_Dataset records:_
--- start ---
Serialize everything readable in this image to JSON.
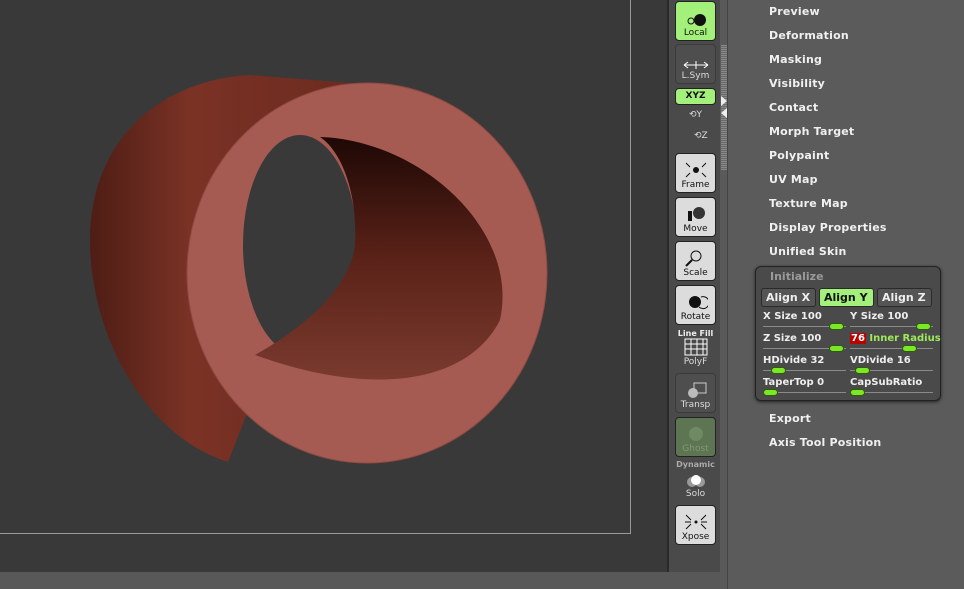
{
  "toolbar": {
    "local": "Local",
    "lsym": "L.Sym",
    "xyz": "XYZ",
    "y": "Y",
    "z": "Z",
    "frame": "Frame",
    "move": "Move",
    "scale": "Scale",
    "rotate": "Rotate",
    "linefill": "Line Fill",
    "polyf": "PolyF",
    "transp": "Transp",
    "ghost": "Ghost",
    "dynamic": "Dynamic",
    "solo": "Solo",
    "xpose": "Xpose"
  },
  "menu": [
    "Preview",
    "Deformation",
    "Masking",
    "Visibility",
    "Contact",
    "Morph Target",
    "Polypaint",
    "UV Map",
    "Texture Map",
    "Display Properties",
    "Unified Skin"
  ],
  "initialize": {
    "title": "Initialize",
    "align": [
      "Align X",
      "Align Y",
      "Align Z"
    ],
    "active_align": "Align Y",
    "sliders": [
      {
        "label": "X Size 100",
        "value": 0.97
      },
      {
        "label": "Y Size 100",
        "value": 0.97
      },
      {
        "label": "Z Size 100",
        "value": 0.97
      },
      {
        "prefix": "76",
        "label": "Inner Radius",
        "value": 0.76
      },
      {
        "label": "HDivide 32",
        "value": 0.12
      },
      {
        "label": "VDivide 16",
        "value": 0.08
      },
      {
        "label": "TaperTop 0",
        "value": 0.0
      },
      {
        "label": "CapSubRatio",
        "value": 0.0
      }
    ]
  },
  "menu_after": [
    "Export",
    "Axis Tool Position"
  ],
  "colors": {
    "accent": "#a3f07a",
    "cylinder_face": "#a55a52",
    "cylinder_body": "#6e2a1f"
  }
}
--- end ---
_Problem:_
Go through the listing above and locate each line that holds the word "label". Copy those lines.

_Correct result:_
        "label": "X Size 100",
        "label": "Y Size 100",
        "label": "Z Size 100",
        "label": "Inner Radius",
        "label": "HDivide 32",
        "label": "VDivide 16",
        "label": "TaperTop 0",
        "label": "CapSubRatio",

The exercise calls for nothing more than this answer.